• [Passage provided]
[BEGIN]
This is wrong and unfair. One of the major problems the OP has with Docker is that many software builds are unreproducible, encouraging many people to deploy binaries of dubious quality. Nix tries to solve precisely this problem through better tooling which makes it easy to ensure that its packages are reproducible and its dependencies easily verifiable. This is also what makes Nix distinct from Debian, which tries to improve package quality through policies and community collaboration.

> Nix requires the build process to be "free from side effects"

I disagree that this makes Nix irrelevant to the discussion at hand. Another gripe the OP had with Docker is that it sandboxes entire apps, making it a blackbox. Nix does sandboxing on a more granular level, which provides more transparency into individual packages.


Reproducible builds were a non-goal for apt for most of its existence.


> Reproducible builds were a non-goal for apt for most of its existence.

Your comment sounds very disingenuous, as Debian was first released in 1993 (about 26 years ago) and has been pushing for reproducible builds since 2000.

https://wiki.debian.org/ReproducibleBuilds/History


Your own comment is extremely disingenuous. Your own link states that there was very little enthusiasm for reproducible builds when mentioned in 2000 and 2007, and the first serious effort towards reproducible builds started in 2013.


That doesn't dismiss its immense benefits. Besides, what's the source of your claim? Package quality, ease of install, and security were always high-priority topics for Debian AFAICT.


Decades of experience using Debian. Package quality and ease of install were indeed always a priority (and security may have been claimed as one), but reproducible builds were not seen as necessary for any of those.


you can use a tool like snap or appimage to pull down the newest full release of your software.. at least then, all the dependancies are 'bundled' into the image, and your not having people go randomly install crap from around the internet with no real way to update.
[END]
• [What to work on]
Which years does the forum discussion about Nix and reproducible builds mention? Give each distinct year once. The records that follow were taken from a different source.

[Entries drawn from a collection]
[BEGIN]
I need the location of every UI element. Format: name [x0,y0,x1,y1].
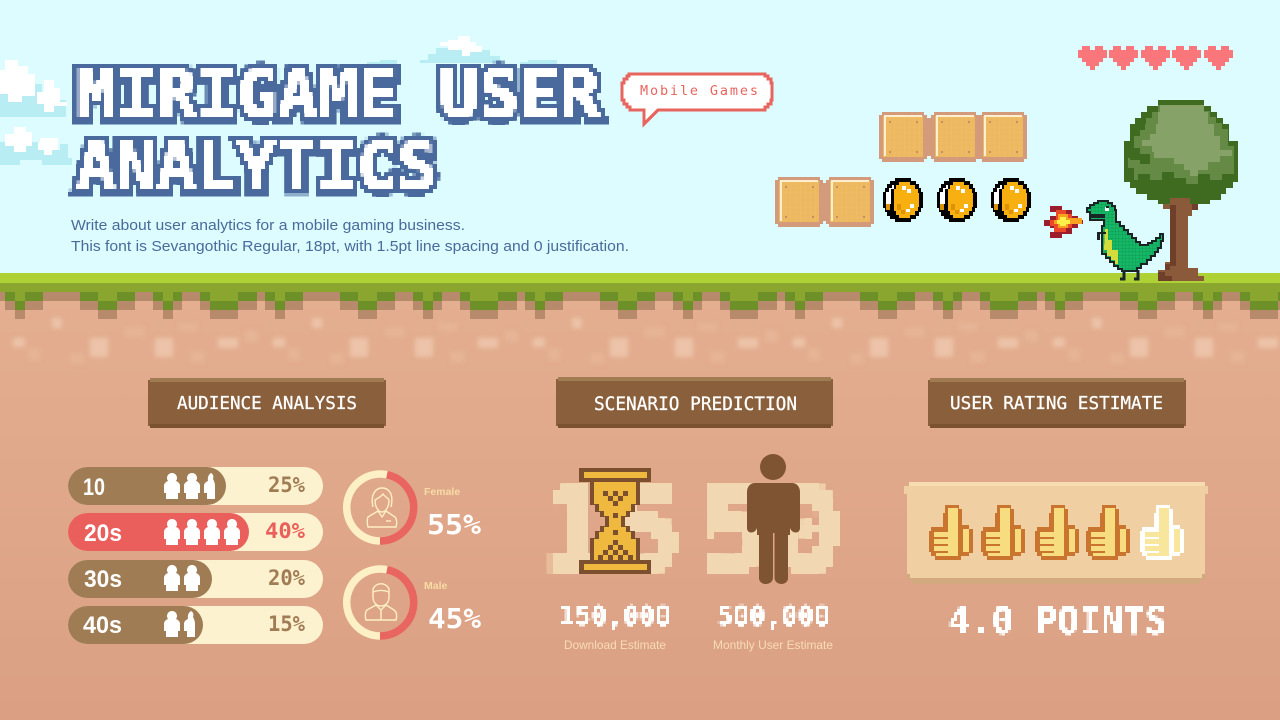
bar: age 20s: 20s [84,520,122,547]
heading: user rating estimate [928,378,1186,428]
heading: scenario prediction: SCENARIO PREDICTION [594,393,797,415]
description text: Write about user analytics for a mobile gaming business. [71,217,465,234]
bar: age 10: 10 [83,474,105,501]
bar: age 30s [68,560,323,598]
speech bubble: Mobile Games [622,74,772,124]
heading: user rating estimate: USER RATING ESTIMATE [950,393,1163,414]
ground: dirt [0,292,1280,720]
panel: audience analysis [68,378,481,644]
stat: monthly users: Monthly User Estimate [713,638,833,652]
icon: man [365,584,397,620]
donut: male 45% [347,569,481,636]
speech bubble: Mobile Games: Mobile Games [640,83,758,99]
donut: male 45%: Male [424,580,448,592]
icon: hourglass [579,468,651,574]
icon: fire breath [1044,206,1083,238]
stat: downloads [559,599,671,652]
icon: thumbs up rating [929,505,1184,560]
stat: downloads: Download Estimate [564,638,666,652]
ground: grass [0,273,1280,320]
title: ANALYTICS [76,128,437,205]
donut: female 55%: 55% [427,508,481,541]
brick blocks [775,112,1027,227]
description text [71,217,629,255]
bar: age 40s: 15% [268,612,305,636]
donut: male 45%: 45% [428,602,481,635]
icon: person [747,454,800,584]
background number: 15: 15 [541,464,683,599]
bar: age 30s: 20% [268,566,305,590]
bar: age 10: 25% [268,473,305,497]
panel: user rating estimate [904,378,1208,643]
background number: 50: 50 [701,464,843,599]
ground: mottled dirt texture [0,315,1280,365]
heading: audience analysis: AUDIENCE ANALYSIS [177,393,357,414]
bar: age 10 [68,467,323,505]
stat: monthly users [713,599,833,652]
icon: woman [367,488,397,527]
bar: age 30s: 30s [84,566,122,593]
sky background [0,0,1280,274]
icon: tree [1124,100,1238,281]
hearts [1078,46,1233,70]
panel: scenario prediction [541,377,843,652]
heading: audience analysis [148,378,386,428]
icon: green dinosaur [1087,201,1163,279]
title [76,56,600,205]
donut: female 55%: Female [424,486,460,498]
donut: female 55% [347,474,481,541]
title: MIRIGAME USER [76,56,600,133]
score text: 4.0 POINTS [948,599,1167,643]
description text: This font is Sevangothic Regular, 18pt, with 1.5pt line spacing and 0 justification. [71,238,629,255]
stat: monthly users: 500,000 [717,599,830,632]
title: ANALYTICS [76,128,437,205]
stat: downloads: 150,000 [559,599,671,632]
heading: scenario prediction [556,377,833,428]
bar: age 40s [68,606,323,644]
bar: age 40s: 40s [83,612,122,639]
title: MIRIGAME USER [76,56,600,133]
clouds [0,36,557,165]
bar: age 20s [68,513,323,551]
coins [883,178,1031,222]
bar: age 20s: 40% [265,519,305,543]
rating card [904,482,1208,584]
[END]
[BEGIN]
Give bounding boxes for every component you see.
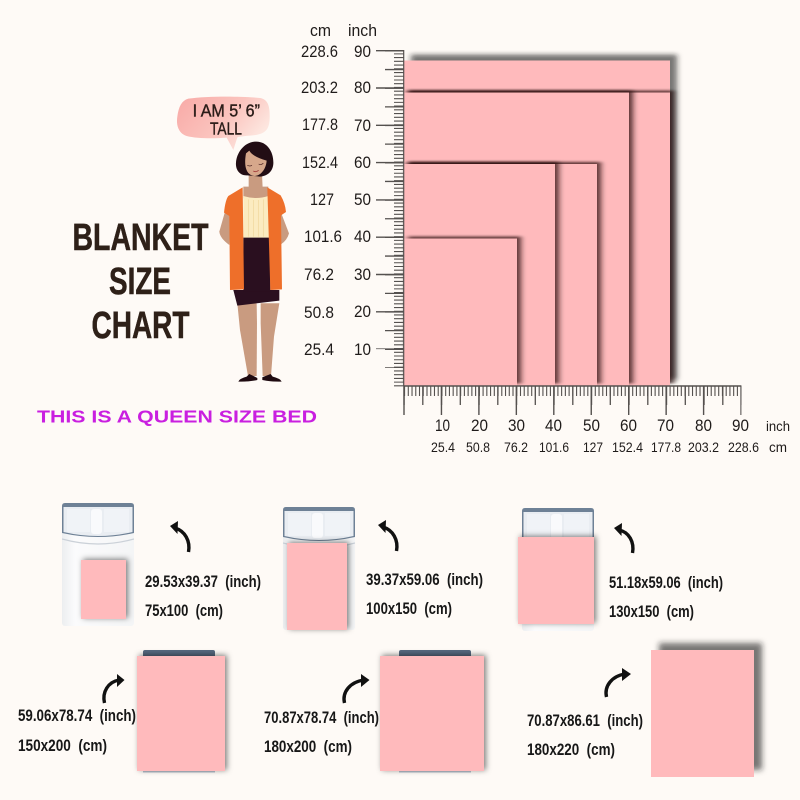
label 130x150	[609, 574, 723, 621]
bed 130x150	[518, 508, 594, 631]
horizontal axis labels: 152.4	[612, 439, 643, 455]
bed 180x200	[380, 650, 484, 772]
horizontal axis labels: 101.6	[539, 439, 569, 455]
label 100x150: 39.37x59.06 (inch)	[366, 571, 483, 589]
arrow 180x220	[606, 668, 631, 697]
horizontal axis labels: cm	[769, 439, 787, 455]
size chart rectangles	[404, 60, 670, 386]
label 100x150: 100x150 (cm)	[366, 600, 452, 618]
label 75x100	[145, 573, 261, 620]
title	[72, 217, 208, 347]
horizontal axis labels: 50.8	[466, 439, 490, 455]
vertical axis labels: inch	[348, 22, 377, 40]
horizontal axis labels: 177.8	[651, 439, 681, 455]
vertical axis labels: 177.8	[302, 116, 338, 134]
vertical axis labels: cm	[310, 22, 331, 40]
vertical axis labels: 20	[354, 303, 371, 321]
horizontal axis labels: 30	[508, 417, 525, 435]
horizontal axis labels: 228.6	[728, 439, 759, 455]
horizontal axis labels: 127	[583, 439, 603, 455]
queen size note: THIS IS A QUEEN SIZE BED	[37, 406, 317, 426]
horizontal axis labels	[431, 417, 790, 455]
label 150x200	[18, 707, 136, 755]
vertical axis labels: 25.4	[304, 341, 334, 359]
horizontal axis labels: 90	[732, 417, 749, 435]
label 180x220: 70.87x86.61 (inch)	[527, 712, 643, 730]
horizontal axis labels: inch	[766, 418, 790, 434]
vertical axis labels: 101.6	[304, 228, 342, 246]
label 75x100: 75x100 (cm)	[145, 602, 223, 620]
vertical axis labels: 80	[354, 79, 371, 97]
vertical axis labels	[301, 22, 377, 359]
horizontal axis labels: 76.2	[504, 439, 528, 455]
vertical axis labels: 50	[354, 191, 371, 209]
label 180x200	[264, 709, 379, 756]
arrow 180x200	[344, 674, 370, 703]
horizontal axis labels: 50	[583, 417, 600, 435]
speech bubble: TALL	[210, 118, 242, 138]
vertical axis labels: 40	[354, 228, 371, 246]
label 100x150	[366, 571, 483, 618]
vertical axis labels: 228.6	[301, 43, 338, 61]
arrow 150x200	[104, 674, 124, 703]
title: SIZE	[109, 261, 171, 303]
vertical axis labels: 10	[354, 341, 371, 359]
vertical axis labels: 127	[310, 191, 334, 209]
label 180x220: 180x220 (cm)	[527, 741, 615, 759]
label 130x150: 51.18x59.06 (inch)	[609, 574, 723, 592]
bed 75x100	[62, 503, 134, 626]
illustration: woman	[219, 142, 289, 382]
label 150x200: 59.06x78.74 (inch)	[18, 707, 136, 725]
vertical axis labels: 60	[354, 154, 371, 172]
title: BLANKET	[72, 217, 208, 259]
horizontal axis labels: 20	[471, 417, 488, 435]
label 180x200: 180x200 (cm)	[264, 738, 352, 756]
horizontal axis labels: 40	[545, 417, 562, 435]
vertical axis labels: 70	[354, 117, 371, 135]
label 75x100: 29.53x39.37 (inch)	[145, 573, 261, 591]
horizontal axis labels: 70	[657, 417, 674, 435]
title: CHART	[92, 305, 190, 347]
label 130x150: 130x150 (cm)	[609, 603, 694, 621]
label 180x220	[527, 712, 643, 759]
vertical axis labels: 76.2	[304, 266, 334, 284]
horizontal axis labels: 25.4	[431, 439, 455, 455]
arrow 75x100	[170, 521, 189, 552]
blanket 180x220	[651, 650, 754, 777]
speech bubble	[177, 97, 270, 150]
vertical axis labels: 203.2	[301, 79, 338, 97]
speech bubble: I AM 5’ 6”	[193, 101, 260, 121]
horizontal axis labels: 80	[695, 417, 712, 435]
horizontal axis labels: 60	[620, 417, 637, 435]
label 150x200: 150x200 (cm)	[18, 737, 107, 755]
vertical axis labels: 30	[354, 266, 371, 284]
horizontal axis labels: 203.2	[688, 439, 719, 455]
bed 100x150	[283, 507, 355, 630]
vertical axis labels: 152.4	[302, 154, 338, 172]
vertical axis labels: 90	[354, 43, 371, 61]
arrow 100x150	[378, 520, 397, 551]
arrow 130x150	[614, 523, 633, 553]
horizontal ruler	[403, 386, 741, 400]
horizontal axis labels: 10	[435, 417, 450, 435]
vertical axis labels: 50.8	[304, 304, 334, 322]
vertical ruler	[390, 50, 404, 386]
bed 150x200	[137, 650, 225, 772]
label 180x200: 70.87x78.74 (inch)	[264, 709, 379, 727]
[END]
• [Written reply]
1993, 2000, 2007, 2013